PROBLEM DESCRIPTION: Identify every line in the records below that contains the word "праці", and reproduce each one.

Records contained in a dataset
· · · ·
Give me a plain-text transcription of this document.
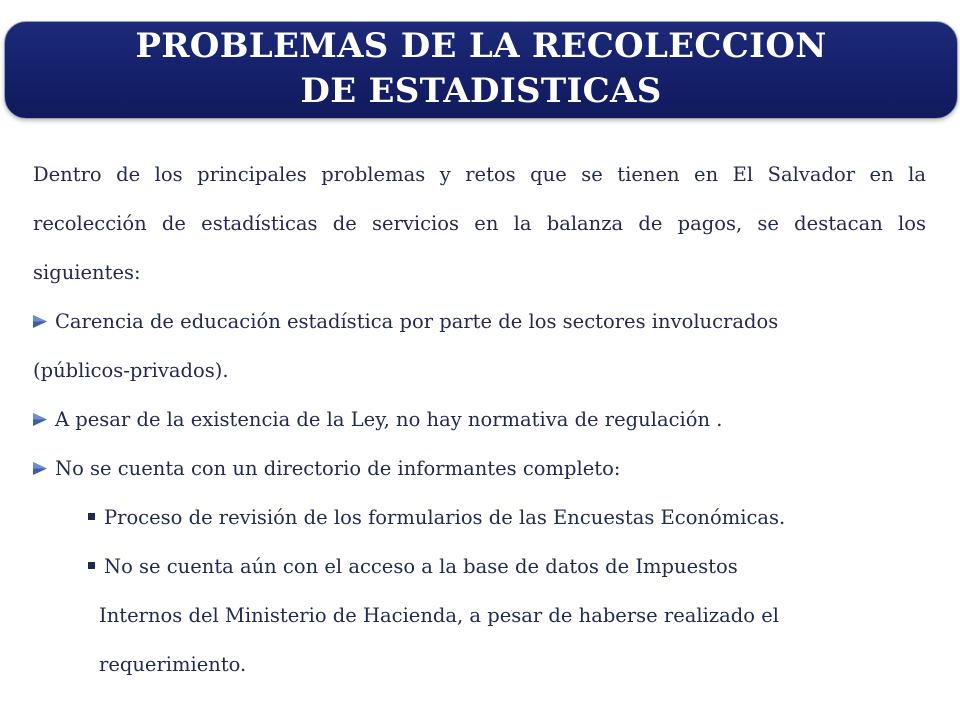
PROBLEMAS DE LA RECOLECCION
DE ESTADISTICAS

Dentro de los principales problemas y retos que se tienen en El Salvador en la recolección de estadísticas de servicios en la balanza de pagos, se destacan los siguientes:

Carencia de educación estadística por parte de los sectores involucrados

(públicos-privados).

A pesar de la existencia de la Ley, no hay normativa de regulación .

No se cuenta con un directorio de informantes completo:

Proceso de revisión de los formularios de las Encuestas Económicas.

No se cuenta aún con el acceso a la base de datos de Impuestos

Internos del Ministerio de Hacienda, a pesar de haberse realizado el

requerimiento.
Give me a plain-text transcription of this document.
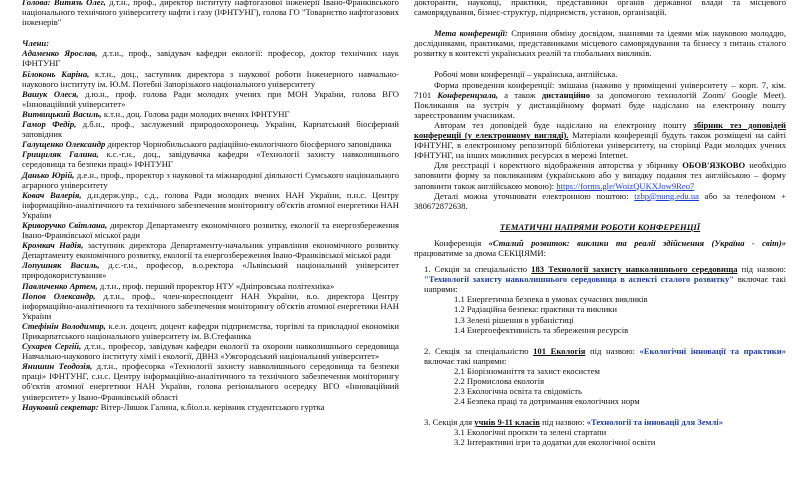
Голова: Витязь Олег, д.т.н., проф., директор інституту нафтогазової інженерії Івано-Франківського національного технічного університету нафти і газу (ІФНТУНГ), голова ГО "Товариство нафтогазових інженерів"

Члени:

Адаменко Ярослав, д.т.н., проф., завідувач кафедри екології: професор, доктор технічних наук ІФНТУНГ

Білоконь Каріна, к.т.н., доц., заступник директора з наукової роботи Інженерного навчально-наукового інституту ім. Ю.М. Потебні Запорізького національного університету

Вашук Олеся, д.ю.н., проф. голова Ради молодих учених при МОН України, голова ВГО «Інноваційний університет»

Витвицький Василь, к.т.н., доц. Голова ради молодих вчених ІФНТУНГ

Гамор Федір, д.б.н., проф., заслужений природоохоронець України, Карпатський біосферний заповідник

Галущенко Олександр директор Чорнобильського радіаційно-екологічного біосферного заповідника

Грищиляк Галина, к.с.-г.н., доц., завідувачка кафедри «Технології захисту навколишнього середовища та безпеки праці» ІФНТУНГ

Данько Юрій, д.е.н., проф., проректор з наукової та міжнародної діяльності Сумського національного аграрного університету

Ковач Валерія, д.н.держ.упр., с.д., голова Ради молодих вчених НАН України, п.н.с. Центру інформаційно-аналітичного та технічного забезпечення моніторингу об'єктів атомної енергетики НАН України

Криворучко Світлана, директор Департаменту економічного розвитку, екології та енергозбереження Івано-Франківської міської ради

Кромкач Надія, заступник директора Департаменту-начальник управління економічного розвитку Департаменту економічного розвитку, екології та енергозбереження Івано-Франківської міської ради

Лопушняк Василь, д.с.-г.н., професор, в.о.ректора «Львівський національний університет природокористування»

Павличенко Артем, д.т.н., проф. перший проректор НТУ «Дніпровська політехніка»

Попов Олександр, д.т.н., проф., член-кореспондент НАН України, в.о. директора Центру інформаційно-аналітичного та технічного забезпечення моніторингу об'єктів атомної енергетики НАН України

Стефінін Володимир, к.е.н. доцент, доцент кафедри підприємства, торгівлі та прикладної економіки Прикарпатського національного університету ім. В.Стефаника

Сухарєв Сергій, д.т.н., професор, завідувач кафедри екології та охорони навколишнього середовища Навчально-наукового інституту хімії і екології, ДВНЗ «Ужгородський національний університет»

Янишин Теодозія, д.т.н., професорка «Технології захисту навколишнього середовища та безпеки праці» ІФНТУНГ, с.н.с. Центру інформаційно-аналітичного та технічного забезпечення моніторингу об'єктів атомної енергетики НАН України, голова регіонального осередку ВГО «Інноваційний університет» у Івано-Франківській області

Науковий секретар: Вітер-Ляшок Галина, к.біол.н. керівник студентського гуртка

докторанти, науковці, практики, представники органів державної влади та місцевого самоврядування, бізнес-структур, підприємств, установ, організацій.

Мета конференції: Сприяння обміну досвідом, знаннями та ідеями між науковою молоддю, дослідниками, практиками, представниками місцевого самоврядування та бізнесу з питань сталого розвитку в контексті українських реалій та глобальних викликів.

Робочі мови конференції – українська, англійська.

Форма проведення конференції: змішана (наживо у приміщенні університету – корп. 7, кім. 7101 Конференцзала, а також дистанційно за допомогою технологій Zoom/ Google Meet). Покликання на зустріч у дистанційному форматі буде надіслано на електронну пошту зареєстрованим учасникам.

Авторам тез доповідей буде надіслано на електронну пошту збірник тез доповідей конференції (у електронному вигляді). Матеріали конференції будуть також розміщені на сайті ІФНТУНГ, в електронному репозиторії бібліотеки університету, на сторінці Ради молодих учених ІФНТУНГ, на інших можливих ресурсах в мережі Internet.

Для реєстрації і коректного відображення авторства у збірнику ОБОВ'ЯЗКОВО необхідно заповнити форму за покликанням (українською або у випадку подання тез англійською – форму заповнити також англійською мовою): https://forms.gle/WoizQUKXJow9Reo7

Деталі можна уточнювати електронною поштою: tzbp@nung.edu.ua або за телефоном + 380672872638.

ТЕМАТИЧНІ НАПРЯМИ РОБОТИ КОНФЕРЕНЦІЇ

Конференція «Сталий розвиток: виклики та реалії здійснення (Україна - світ)» працюватиме за двома СЕКЦІЯМИ:

1. Секція за спеціальністю 183 Технології захисту навколишнього середовища під назвою: "Технології захисту навколишнього середовища в аспекті сталого розвитку" включає такі напрями:

1.1 Енергетична безпека в умовах сучасних викликів
1.2 Радіаційна безпека: практики та виклики
1.3 Зелені рішення в урбаністиці
1.4 Енергоефективність та збереження ресурсів

2. Секція за спеціальністю 101 Екологія під назвою: «Екологічні інновації та практики» включає такі напрями:

2.1 Біорізноманіття та захист екосистем
2.2 Промислова екологія
2.3 Екологічна освіта та свідомість
2.4 Безпека праці та дотримання екологічних норм

3. Секція для учнів 9-11 класів під назвою: «Технології та інновації для Землі»

3.1 Екологічні проєкти та зелені стартапи
3.2 Інтерактивні ігри та додатки для екологічної освіти
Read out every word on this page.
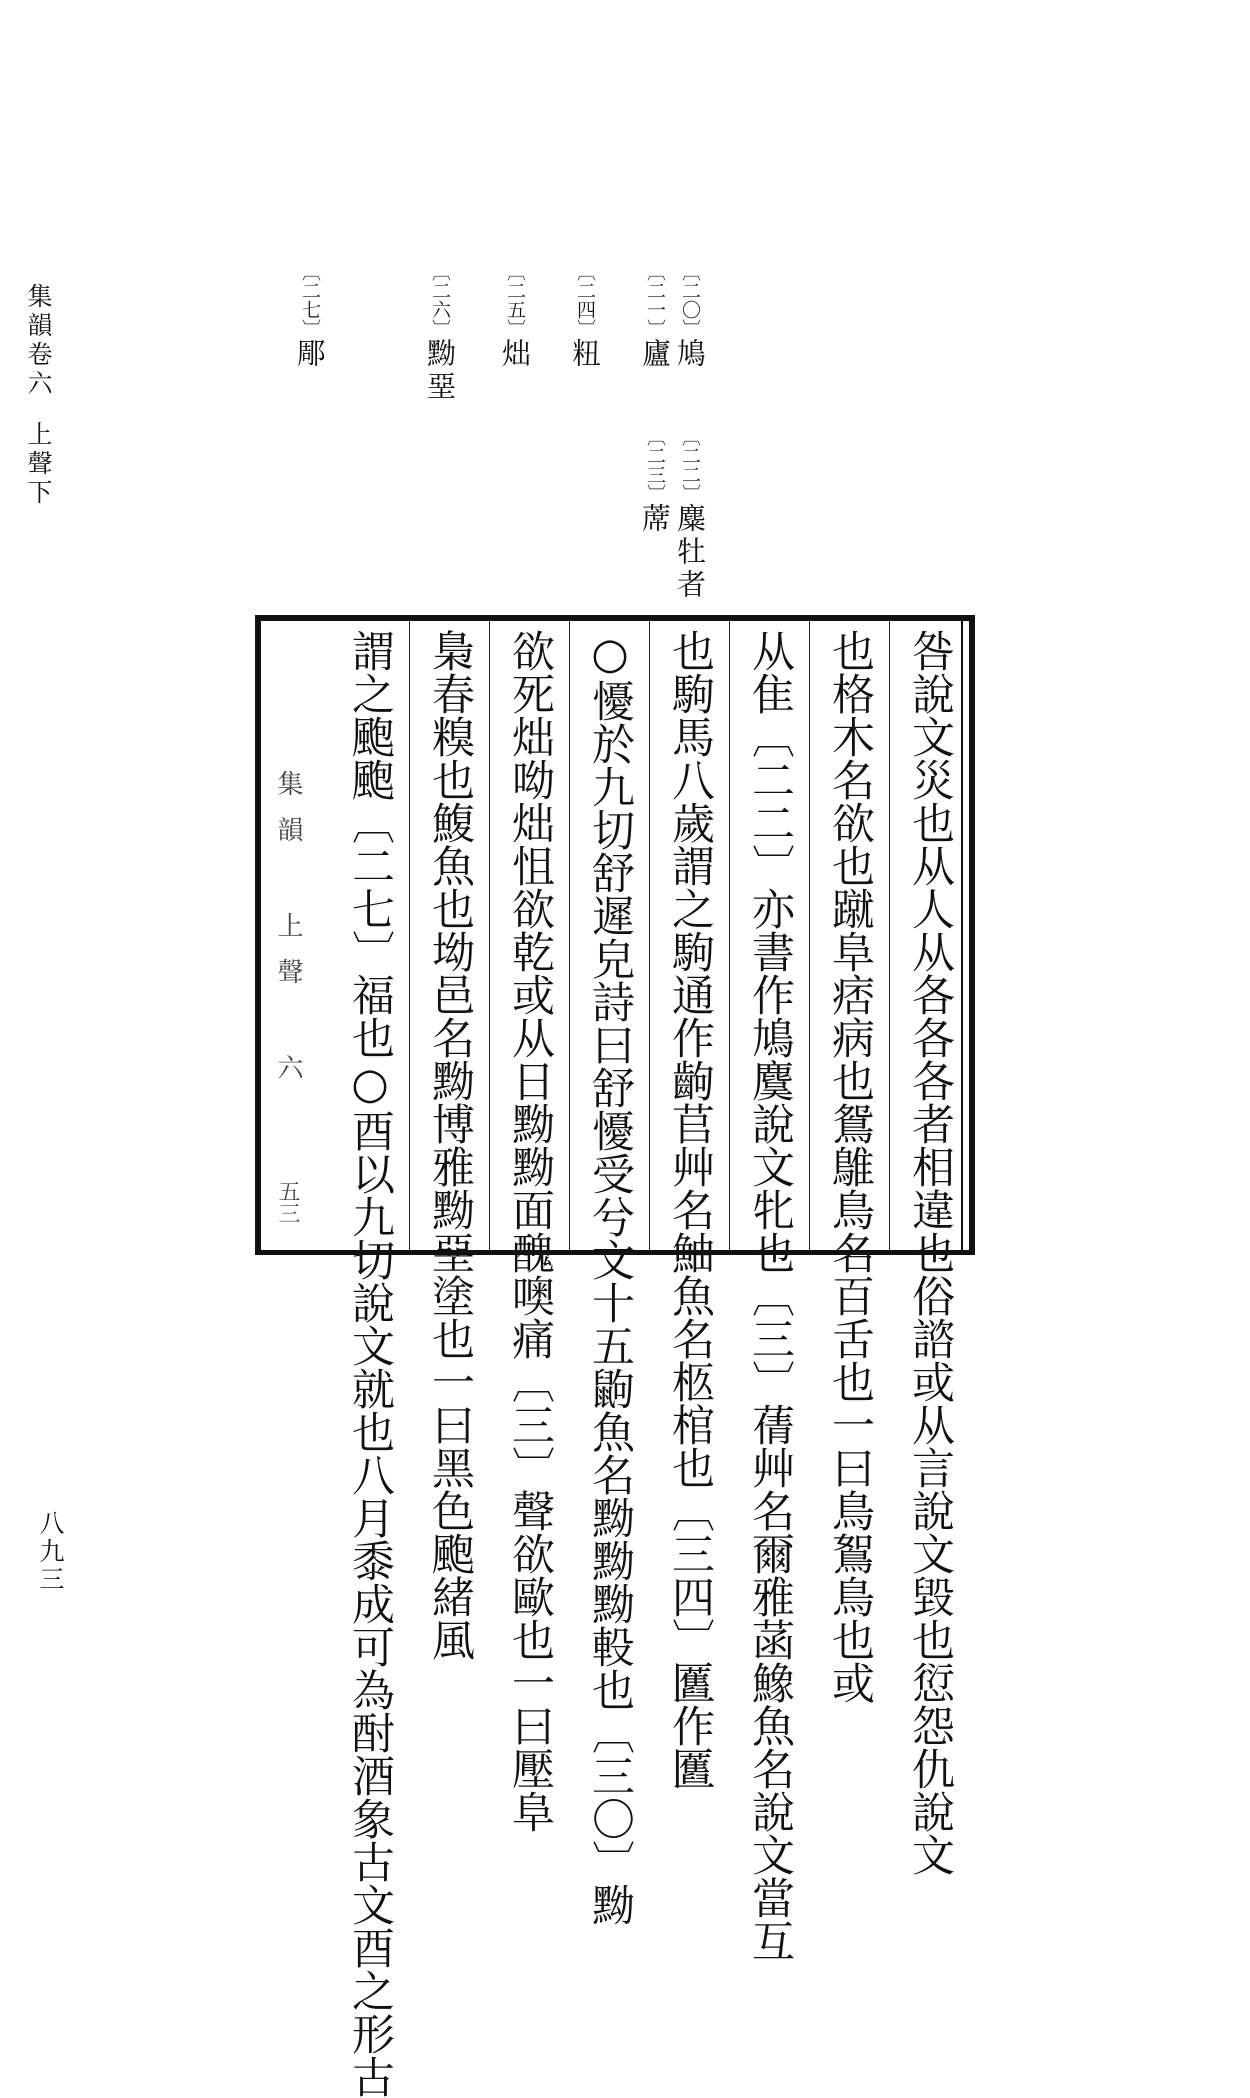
集韻卷六上聲下
八九三
〔二〇〕鳩
〔二一〕廬
〔二二〕麋牡者
〔二三〕蓆
〔二四〕粈
〔二五〕炪
〔二六〕黝堊
〔二七〕郮
咎說文災也从人从各各各者相違也俗諮或从言說文毀也愆怨仇說文
也格木名欲也蹴阜痞病也鴛鵻鳥名百舌也一曰鳥鴽鳥也或
从隹〔二二〕亦書作鳩麌說文牝也〔三〕蒨艸名爾雅菡鱌魚名說文當互
也駒馬八歲謂之駒通作齣苢艸名鮋魚名柩棺也〔三四〕匶作匶
○懮於九切舒遲皃詩曰舒懮受兮文十五鼩魚名黝黝黝軗也〔三〇〕黝
欲死炪呦炪怚欲乾或从日黝黝面醜噢痛〔三〕聲欲歐也一曰壓阜
梟春糗也鰒魚也坳邑名黝博雅黝堊塗也一曰黑色颮緒風
謂之颮颮〔二七〕福也○酉以九切說文就也八月黍成可為酎酒象古文酉之形古
集韻 上聲 六
五三
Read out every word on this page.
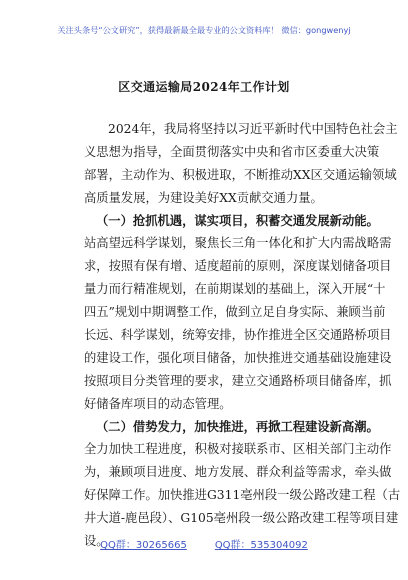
关注头条号“公文研究”，获得最新最全最专业的公文资料库！ 微信：gongwenyj
区交通运输局2024年工作计划
2024年，我局将坚持以习近平新时代中国特色社会主
义思想为指导，全面贯彻落实中央和省市区委重大决策
部署，主动作为、积极进取，不断推动XX区交通运输领域
高质量发展，为建设美好XX贡献交通力量。
（一）抢抓机遇，谋实项目，积蓄交通发展新动能。
站高望远科学谋划，聚焦长三角一体化和扩大内需战略需
求，按照有保有增、适度超前的原则，深度谋划储备项目
量力而行精准规划，在前期谋划的基础上，深入开展“十
四五”规划中期调整工作，做到立足自身实际、兼顾当前
长远、科学谋划，统筹安排，协作推进全区交通路桥项目
的建设工作，强化项目储备，加快推进交通基础设施建设
按照项目分类管理的要求，建立交通路桥项目储备库，抓
好储备库项目的动态管理。
（二）借势发力，加快推进，再掀工程建设新高潮。
全力加快工程进度，积极对接联系市、区相关部门主动作
为，兼顾项目进度、地方发展、群众利益等需求，牵头做
好保障工作。加快推进G311亳州段一级公路改建工程（古
井大道-鹿邑段）、G105亳州段一级公路改建工程等项目建
设。
QQ群：30265665	QQ群：535304092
· · · ·
FINISHED TASK:
Грищиляк Галина, к.с.-г.н., доц., завідувачка кафедри «Технології захисту навколишнього середовища та безпеки праці» ІФНТУНГ
Янишин Теодозія, д.т.н., професорка «Технології захисту навколишнього середовища та безпеки праці» ІФНТУНГ, с.н.с. Центру інформаційно-аналітичного та технічного забезпечення моніторингу об'єктів атомної енергетики НАН України, голова регіонального осередку ВГО «Інноваційний університет» у Івано-Франківській області
2.4 Безпека праці та дотримання екологічних норм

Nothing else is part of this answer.